Filter the records below, keeping only lines with the string "ylabel".

^^^^^^^^

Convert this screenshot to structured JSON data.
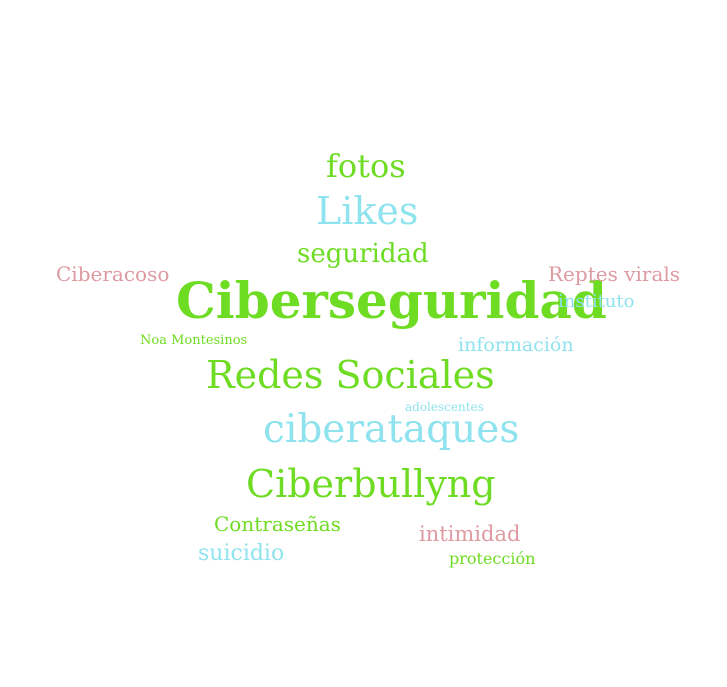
{
  "words": [
    {
      "text": "fotos",
      "color": "#6edc22"
    },
    {
      "text": "Likes",
      "color": "#8fe3ee"
    },
    {
      "text": "seguridad",
      "color": "#6edc22"
    },
    {
      "text": "Ciberacoso",
      "color": "#de9aa1"
    },
    {
      "text": "Ciberseguridad",
      "color": "#6edc22"
    },
    {
      "text": "Reptes virals",
      "color": "#de9aa1"
    },
    {
      "text": "instituto",
      "color": "#8fe3ee"
    },
    {
      "text": "Noa Montesinos",
      "color": "#6edc22"
    },
    {
      "text": "información",
      "color": "#8fe3ee"
    },
    {
      "text": "Redes Sociales",
      "color": "#6edc22"
    },
    {
      "text": "adolescentes",
      "color": "#8fe3ee"
    },
    {
      "text": "ciberataques",
      "color": "#8fe3ee"
    },
    {
      "text": "Ciberbullyng",
      "color": "#6edc22"
    },
    {
      "text": "Contraseñas",
      "color": "#6edc22"
    },
    {
      "text": "intimidad",
      "color": "#de9aa1"
    },
    {
      "text": "suicidio",
      "color": "#8fe3ee"
    },
    {
      "text": "protección",
      "color": "#6edc22"
    }
  ]
}
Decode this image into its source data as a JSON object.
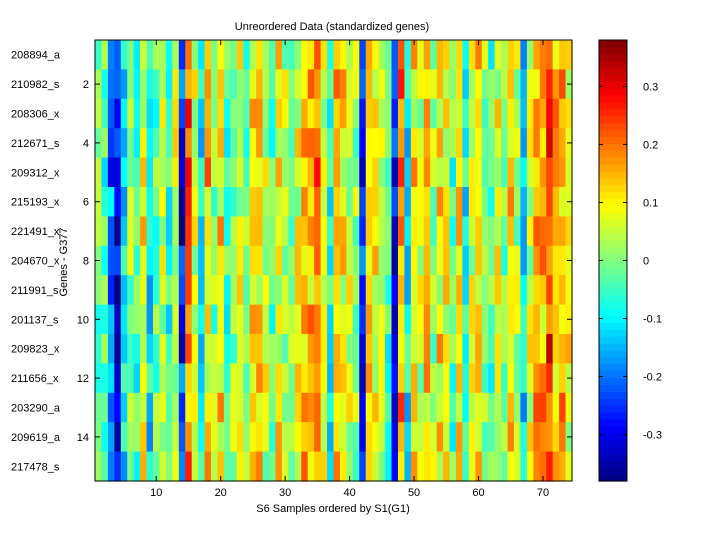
{
  "chart_data": {
    "type": "heatmap",
    "title": "Unreordered Data (standardized genes)",
    "xlabel": "S6 Samples ordered by S1(G1)",
    "ylabel": "Genes - G377",
    "x_range": [
      0.5,
      74.5
    ],
    "x_ticks": [
      10,
      20,
      30,
      40,
      50,
      60,
      70
    ],
    "n_cols": 74,
    "gene_labels": [
      "208894_a",
      "210982_s",
      "208306_x",
      "212671_s",
      "209312_x",
      "215193_x",
      "221491_x",
      "204670_x",
      "211991_s",
      "201137_s",
      "209823_x",
      "211656_x",
      "203290_a",
      "209619_a",
      "217478_s"
    ],
    "y_ticks": [
      2,
      4,
      6,
      8,
      10,
      12,
      14
    ],
    "colorbar": {
      "colormap": "jet",
      "clim": [
        -0.38,
        0.38
      ],
      "ticks": [
        -0.3,
        -0.2,
        -0.1,
        0,
        0.1,
        0.2,
        0.3
      ],
      "tick_labels": [
        "-0.3",
        "-0.2",
        "-0.1",
        "0",
        "0.1",
        "0.2",
        "0.3"
      ]
    },
    "column_profile": [
      -0.02,
      -0.04,
      -0.2,
      -0.33,
      -0.1,
      0.02,
      -0.05,
      0.1,
      -0.1,
      -0.02,
      0.04,
      -0.06,
      0.06,
      -0.26,
      0.22,
      0.05,
      -0.1,
      0.14,
      0.0,
      0.12,
      -0.04,
      0.02,
      0.08,
      -0.02,
      0.1,
      0.12,
      0.06,
      -0.02,
      0.1,
      0.04,
      0.02,
      0.08,
      0.14,
      0.16,
      0.2,
      0.06,
      -0.1,
      0.16,
      0.1,
      0.06,
      0.02,
      -0.28,
      0.12,
      0.1,
      0.04,
      -0.04,
      -0.3,
      0.18,
      -0.1,
      0.12,
      0.04,
      0.12,
      0.02,
      0.1,
      0.08,
      -0.04,
      0.14,
      -0.08,
      0.06,
      0.1,
      0.02,
      -0.04,
      0.08,
      0.0,
      0.12,
      0.04,
      -0.12,
      0.06,
      0.16,
      0.18,
      0.24,
      0.12,
      0.16,
      0.08
    ]
  }
}
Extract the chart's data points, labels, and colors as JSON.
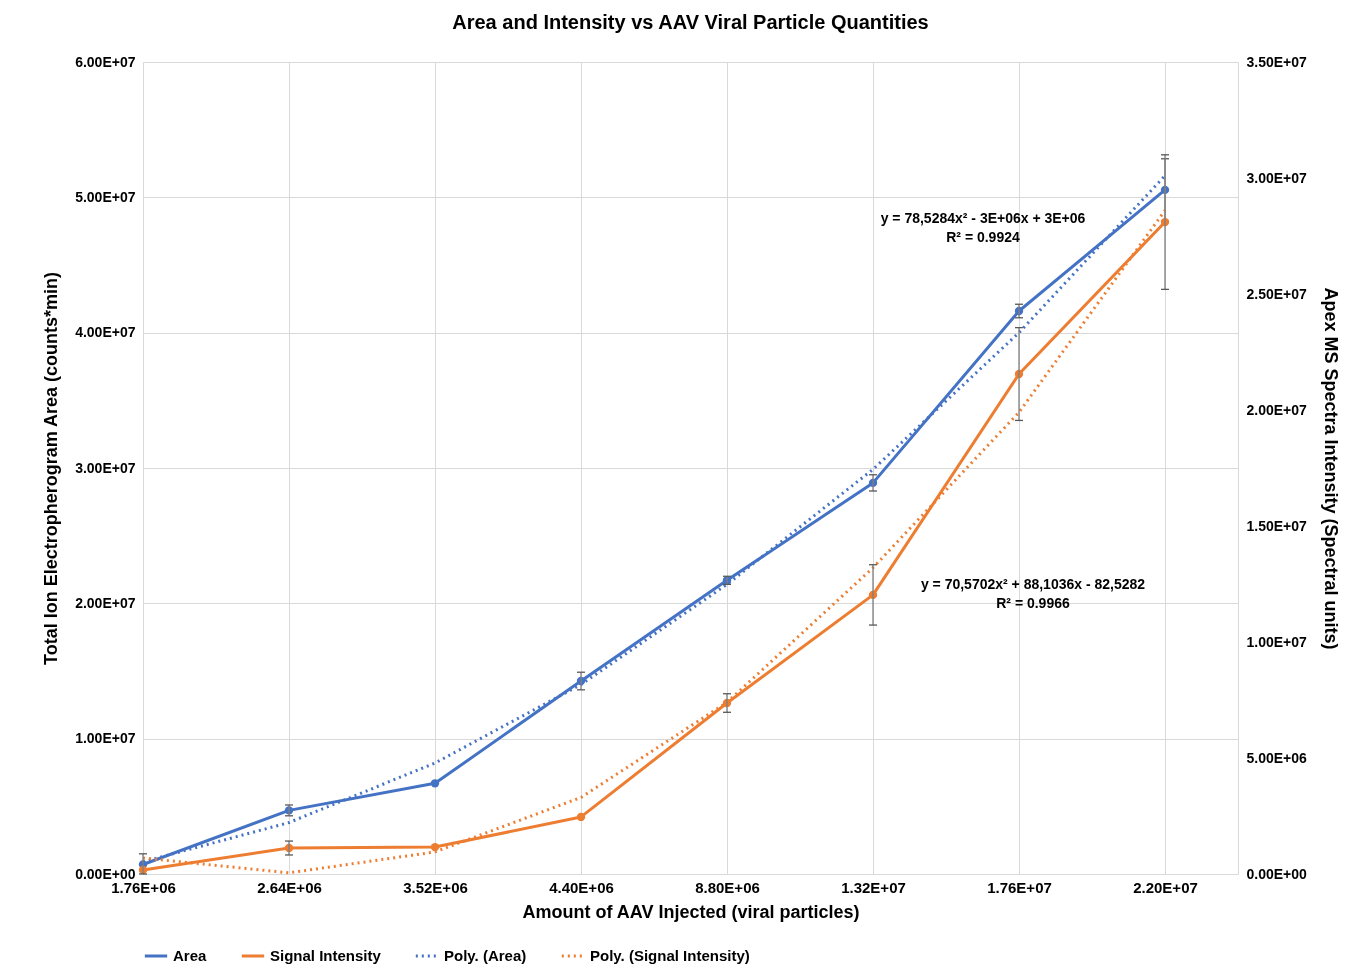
{
  "chart_data": {
    "type": "line",
    "title": "Area and Intensity vs AAV Viral Particle Quantities",
    "xlabel": "Amount of AAV Injected (viral particles)",
    "ylabel": "Total Ion Electropherogram Area (counts*min)",
    "y2label": "Apex MS Spectra Intensity (Spectral units)",
    "categories": [
      "1.76E+06",
      "2.64E+06",
      "3.52E+06",
      "4.40E+06",
      "8.80E+06",
      "1.32E+07",
      "1.76E+07",
      "2.20E+07"
    ],
    "series": [
      {
        "name": "Area",
        "color": "#4472c4",
        "values": [
          700000,
          4700000,
          6700000,
          14260000,
          21700000,
          28900000,
          41600000,
          50550000
        ],
        "errors": [
          null,
          400000,
          null,
          650000,
          300000,
          600000,
          500000,
          2300000
        ]
      },
      {
        "name": "Signal Intensity",
        "color": "#ed7d31",
        "axis": "y2",
        "values": [
          170000,
          1120000,
          1160000,
          2460000,
          7370000,
          12030000,
          21550000,
          28100000
        ],
        "errors": [
          [
            0,
            870000
          ],
          300000,
          null,
          null,
          400000,
          1300000,
          2000000,
          2900000
        ]
      },
      {
        "name": "Poly. (Area)",
        "color": "#4472c4",
        "line_style": "dotted",
        "marker": "none",
        "values": [
          900000,
          3800000,
          8200000,
          14000000,
          21400000,
          29900000,
          40000000,
          51600000
        ]
      },
      {
        "name": "Poly. (Signal Intensity)",
        "color": "#ed7d31",
        "axis": "y2",
        "line_style": "dotted",
        "marker": "none",
        "values": [
          690000,
          50000,
          950000,
          3300000,
          7400000,
          13200000,
          19900000,
          28600000
        ]
      }
    ],
    "ylim": [
      0,
      60000000
    ],
    "yticks": [
      {
        "value": 0,
        "label": "0.00E+00"
      },
      {
        "value": 10000000,
        "label": "1.00E+07"
      },
      {
        "value": 20000000,
        "label": "2.00E+07"
      },
      {
        "value": 30000000,
        "label": "3.00E+07"
      },
      {
        "value": 40000000,
        "label": "4.00E+07"
      },
      {
        "value": 50000000,
        "label": "5.00E+07"
      },
      {
        "value": 60000000,
        "label": "6.00E+07"
      }
    ],
    "y2lim": [
      0,
      35000000
    ],
    "y2ticks": [
      {
        "value": 0,
        "label": "0.00E+00"
      },
      {
        "value": 5000000,
        "label": "5.00E+06"
      },
      {
        "value": 10000000,
        "label": "1.00E+07"
      },
      {
        "value": 15000000,
        "label": "1.50E+07"
      },
      {
        "value": 20000000,
        "label": "2.00E+07"
      },
      {
        "value": 25000000,
        "label": "2.50E+07"
      },
      {
        "value": 30000000,
        "label": "3.00E+07"
      },
      {
        "value": 35000000,
        "label": "3.50E+07"
      }
    ],
    "annotations": [
      "y = 78,5284x² - 3E+06x + 3E+06\nR² = 0.9924",
      "y = 70,5702x² + 88,1036x - 82,5282\nR² = 0.9966"
    ],
    "marker": "circle",
    "line_style": "solid",
    "grid": true,
    "legend": "bottom"
  }
}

^^^^^^^^

Result for this task:
    "ylabel": "Genes - G377",
    "ylabel": "Total Ion Electropherogram Area (counts*min)",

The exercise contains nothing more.